AIM OF THE EXERCISE>
Go through the records and filter out every line lacking the word "often"; copy the lines that remain.

DATA EXTRACTS>
-*-
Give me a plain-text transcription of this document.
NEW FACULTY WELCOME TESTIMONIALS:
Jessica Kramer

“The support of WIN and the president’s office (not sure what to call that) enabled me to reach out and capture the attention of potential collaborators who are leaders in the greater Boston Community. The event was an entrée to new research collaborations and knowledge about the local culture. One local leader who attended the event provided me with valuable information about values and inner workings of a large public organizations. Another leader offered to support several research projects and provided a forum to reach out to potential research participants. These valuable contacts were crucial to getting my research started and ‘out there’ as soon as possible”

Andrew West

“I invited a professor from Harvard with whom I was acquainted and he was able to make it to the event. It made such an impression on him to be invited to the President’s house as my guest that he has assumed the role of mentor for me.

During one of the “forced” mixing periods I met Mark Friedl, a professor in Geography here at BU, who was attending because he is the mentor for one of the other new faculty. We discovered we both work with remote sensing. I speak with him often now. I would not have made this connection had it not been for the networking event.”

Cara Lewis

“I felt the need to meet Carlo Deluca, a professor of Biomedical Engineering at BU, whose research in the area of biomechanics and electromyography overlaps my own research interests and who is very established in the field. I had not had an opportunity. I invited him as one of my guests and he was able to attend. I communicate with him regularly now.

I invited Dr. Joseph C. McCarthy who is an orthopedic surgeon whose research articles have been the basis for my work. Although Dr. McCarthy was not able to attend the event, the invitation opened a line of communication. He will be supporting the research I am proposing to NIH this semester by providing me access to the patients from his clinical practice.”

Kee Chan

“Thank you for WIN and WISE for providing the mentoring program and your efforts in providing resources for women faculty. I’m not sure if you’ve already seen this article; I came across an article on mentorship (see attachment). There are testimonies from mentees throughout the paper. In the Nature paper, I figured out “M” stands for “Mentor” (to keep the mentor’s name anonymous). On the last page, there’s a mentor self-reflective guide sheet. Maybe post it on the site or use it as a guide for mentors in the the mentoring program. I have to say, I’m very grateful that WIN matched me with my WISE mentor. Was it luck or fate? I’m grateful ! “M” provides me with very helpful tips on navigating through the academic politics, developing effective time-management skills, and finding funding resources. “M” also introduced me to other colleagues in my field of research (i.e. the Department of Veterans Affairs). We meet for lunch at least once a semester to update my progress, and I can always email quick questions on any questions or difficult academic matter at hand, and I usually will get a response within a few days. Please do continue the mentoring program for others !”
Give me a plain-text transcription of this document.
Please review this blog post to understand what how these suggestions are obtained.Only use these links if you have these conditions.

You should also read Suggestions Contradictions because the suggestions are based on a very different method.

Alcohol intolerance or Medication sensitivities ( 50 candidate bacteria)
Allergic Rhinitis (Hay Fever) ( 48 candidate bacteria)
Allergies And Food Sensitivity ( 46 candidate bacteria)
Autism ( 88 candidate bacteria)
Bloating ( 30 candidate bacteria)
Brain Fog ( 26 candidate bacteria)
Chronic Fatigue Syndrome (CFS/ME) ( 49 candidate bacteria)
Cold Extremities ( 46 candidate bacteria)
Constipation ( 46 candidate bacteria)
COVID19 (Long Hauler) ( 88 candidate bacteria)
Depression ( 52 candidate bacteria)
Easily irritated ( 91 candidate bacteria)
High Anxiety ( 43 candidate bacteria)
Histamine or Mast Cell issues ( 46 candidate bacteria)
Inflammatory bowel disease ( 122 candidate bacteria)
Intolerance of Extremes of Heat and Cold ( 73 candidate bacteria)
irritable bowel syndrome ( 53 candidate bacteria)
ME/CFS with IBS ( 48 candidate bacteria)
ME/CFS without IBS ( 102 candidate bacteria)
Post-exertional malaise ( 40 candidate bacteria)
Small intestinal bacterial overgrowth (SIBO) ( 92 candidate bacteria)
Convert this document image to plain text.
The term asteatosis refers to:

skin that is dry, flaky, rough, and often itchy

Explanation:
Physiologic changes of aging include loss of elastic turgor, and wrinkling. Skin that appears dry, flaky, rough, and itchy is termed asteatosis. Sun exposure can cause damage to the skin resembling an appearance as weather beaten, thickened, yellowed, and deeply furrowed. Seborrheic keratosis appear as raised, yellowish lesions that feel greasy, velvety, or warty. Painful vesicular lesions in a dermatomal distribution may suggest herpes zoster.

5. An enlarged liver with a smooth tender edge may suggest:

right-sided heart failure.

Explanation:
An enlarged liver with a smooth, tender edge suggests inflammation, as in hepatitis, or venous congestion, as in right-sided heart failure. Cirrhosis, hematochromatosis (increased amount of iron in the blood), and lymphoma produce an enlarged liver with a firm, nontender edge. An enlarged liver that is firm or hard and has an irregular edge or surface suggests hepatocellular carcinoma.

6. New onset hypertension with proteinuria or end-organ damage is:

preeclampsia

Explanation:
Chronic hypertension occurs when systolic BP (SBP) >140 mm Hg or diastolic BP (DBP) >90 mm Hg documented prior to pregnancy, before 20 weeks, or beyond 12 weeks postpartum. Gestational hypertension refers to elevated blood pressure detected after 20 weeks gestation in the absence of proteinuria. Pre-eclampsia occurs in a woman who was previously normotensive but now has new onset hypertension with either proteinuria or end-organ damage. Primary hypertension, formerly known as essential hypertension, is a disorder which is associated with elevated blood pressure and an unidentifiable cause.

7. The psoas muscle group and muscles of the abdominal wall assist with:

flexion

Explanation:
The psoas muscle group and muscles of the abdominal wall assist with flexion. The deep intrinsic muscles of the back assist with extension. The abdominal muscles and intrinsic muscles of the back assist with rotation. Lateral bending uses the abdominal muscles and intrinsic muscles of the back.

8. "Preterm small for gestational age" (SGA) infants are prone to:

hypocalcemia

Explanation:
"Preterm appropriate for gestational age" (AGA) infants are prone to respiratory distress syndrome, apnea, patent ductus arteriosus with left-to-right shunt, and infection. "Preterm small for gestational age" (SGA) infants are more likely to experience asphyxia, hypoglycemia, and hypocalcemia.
-*-
REPLY TO THE TASK>
During one of the “forced” mixing periods I met Mark Friedl, a professor in Geography here at BU, who was attending because he is the mentor for one of the other new faculty. We discovered we both work with remote sensing. I speak with him often now. I would not have made this connection had it not been for the networking event.”
skin that is dry, flaky, rough, and often itchy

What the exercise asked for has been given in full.